Exercise description:
Go through each line of the records below and count those with the word "xlsx". Give only the count.

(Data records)
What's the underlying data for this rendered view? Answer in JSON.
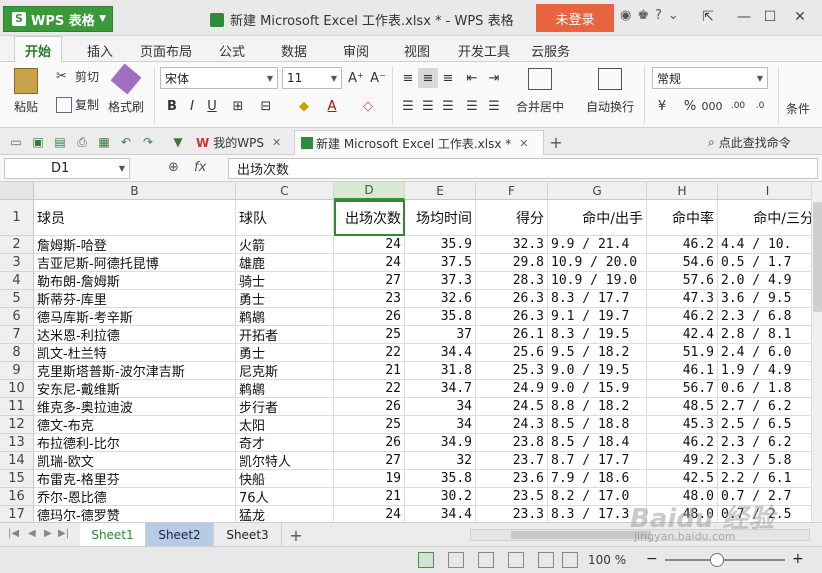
{
  "app": {
    "menu_label": "WPS 表格",
    "doc_title": "新建 Microsoft Excel 工作表.xlsx * - WPS 表格",
    "login_label": "未登录"
  },
  "ribbon_tabs": [
    "开始",
    "插入",
    "页面布局",
    "公式",
    "数据",
    "审阅",
    "视图",
    "开发工具",
    "云服务"
  ],
  "ribbon": {
    "paste": "粘贴",
    "cut": "剪切",
    "copy": "复制",
    "format_painter": "格式刷",
    "font_name": "宋体",
    "font_size": "11",
    "merge_center": "合并居中",
    "wrap_text": "自动换行",
    "number_format": "常规",
    "cond_format": "条件"
  },
  "doc_tabs": {
    "home": "我的WPS",
    "file": "新建 Microsoft Excel 工作表.xlsx *",
    "search": "点此查找命令"
  },
  "formula_bar": {
    "cell_ref": "D1",
    "fx": "fx",
    "content": "出场次数"
  },
  "columns": [
    "B",
    "C",
    "D",
    "E",
    "F",
    "G",
    "H",
    "I"
  ],
  "rows": [
    {
      "n": "1",
      "b": "球员",
      "c": "球队",
      "d": "出场次数",
      "e": "场均时间",
      "f": "得分",
      "g": "命中/出手",
      "h": "命中率",
      "i": "命中/三分"
    },
    {
      "n": "2",
      "b": "詹姆斯-哈登",
      "c": "火箭",
      "d": "24",
      "e": "35.9",
      "f": "32.3",
      "g": "9.9 / 21.4",
      "h": "46.2",
      "i": "4.4 / 10."
    },
    {
      "n": "3",
      "b": "吉亚尼斯-阿德托昆博",
      "c": "雄鹿",
      "d": "24",
      "e": "37.5",
      "f": "29.8",
      "g": "10.9 / 20.0",
      "h": "54.6",
      "i": "0.5 / 1.7"
    },
    {
      "n": "4",
      "b": "勒布朗-詹姆斯",
      "c": "骑士",
      "d": "27",
      "e": "37.3",
      "f": "28.3",
      "g": "10.9 / 19.0",
      "h": "57.6",
      "i": "2.0 / 4.9"
    },
    {
      "n": "5",
      "b": "斯蒂芬-库里",
      "c": "勇士",
      "d": "23",
      "e": "32.6",
      "f": "26.3",
      "g": "8.3 / 17.7",
      "h": "47.3",
      "i": "3.6 / 9.5"
    },
    {
      "n": "6",
      "b": "德马库斯-考辛斯",
      "c": "鹈鹕",
      "d": "26",
      "e": "35.8",
      "f": "26.3",
      "g": "9.1 / 19.7",
      "h": "46.2",
      "i": "2.3 / 6.8"
    },
    {
      "n": "7",
      "b": "达米恩-利拉德",
      "c": "开拓者",
      "d": "25",
      "e": "37",
      "f": "26.1",
      "g": "8.3 / 19.5",
      "h": "42.4",
      "i": "2.8 / 8.1"
    },
    {
      "n": "8",
      "b": "凯文-杜兰特",
      "c": "勇士",
      "d": "22",
      "e": "34.4",
      "f": "25.6",
      "g": "9.5 / 18.2",
      "h": "51.9",
      "i": "2.4 / 6.0"
    },
    {
      "n": "9",
      "b": "克里斯塔普斯-波尔津吉斯",
      "c": "尼克斯",
      "d": "21",
      "e": "31.8",
      "f": "25.3",
      "g": "9.0 / 19.5",
      "h": "46.1",
      "i": "1.9 / 4.9"
    },
    {
      "n": "10",
      "b": "安东尼-戴维斯",
      "c": "鹈鹕",
      "d": "22",
      "e": "34.7",
      "f": "24.9",
      "g": "9.0 / 15.9",
      "h": "56.7",
      "i": "0.6 / 1.8"
    },
    {
      "n": "11",
      "b": "维克多-奥拉迪波",
      "c": "步行者",
      "d": "26",
      "e": "34",
      "f": "24.5",
      "g": "8.8 / 18.2",
      "h": "48.5",
      "i": "2.7 / 6.2"
    },
    {
      "n": "12",
      "b": "德文-布克",
      "c": "太阳",
      "d": "25",
      "e": "34",
      "f": "24.3",
      "g": "8.5 / 18.8",
      "h": "45.3",
      "i": "2.5 / 6.5"
    },
    {
      "n": "13",
      "b": "布拉德利-比尔",
      "c": "奇才",
      "d": "26",
      "e": "34.9",
      "f": "23.8",
      "g": "8.5 / 18.4",
      "h": "46.2",
      "i": "2.3 / 6.2"
    },
    {
      "n": "14",
      "b": "凯瑞-欧文",
      "c": "凯尔特人",
      "d": "27",
      "e": "32",
      "f": "23.7",
      "g": "8.7 / 17.7",
      "h": "49.2",
      "i": "2.3 / 5.8"
    },
    {
      "n": "15",
      "b": "布雷克-格里芬",
      "c": "快船",
      "d": "19",
      "e": "35.8",
      "f": "23.6",
      "g": "7.9 / 18.6",
      "h": "42.5",
      "i": "2.2 / 6.1"
    },
    {
      "n": "16",
      "b": "乔尔-恩比德",
      "c": "76人",
      "d": "21",
      "e": "30.2",
      "f": "23.5",
      "g": "8.2 / 17.0",
      "h": "48.0",
      "i": "0.7 / 2.7"
    },
    {
      "n": "17",
      "b": "德玛尔-德罗赞",
      "c": "猛龙",
      "d": "24",
      "e": "34.4",
      "f": "23.3",
      "g": "8.3 / 17.3",
      "h": "48.0",
      "i": "0.7 / 2.5"
    }
  ],
  "sheets": [
    "Sheet1",
    "Sheet2",
    "Sheet3"
  ],
  "status": {
    "zoom": "100 %"
  },
  "watermark": {
    "brand": "Baidu 经验",
    "url": "jingyan.baidu.com"
  }
}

Reply:
2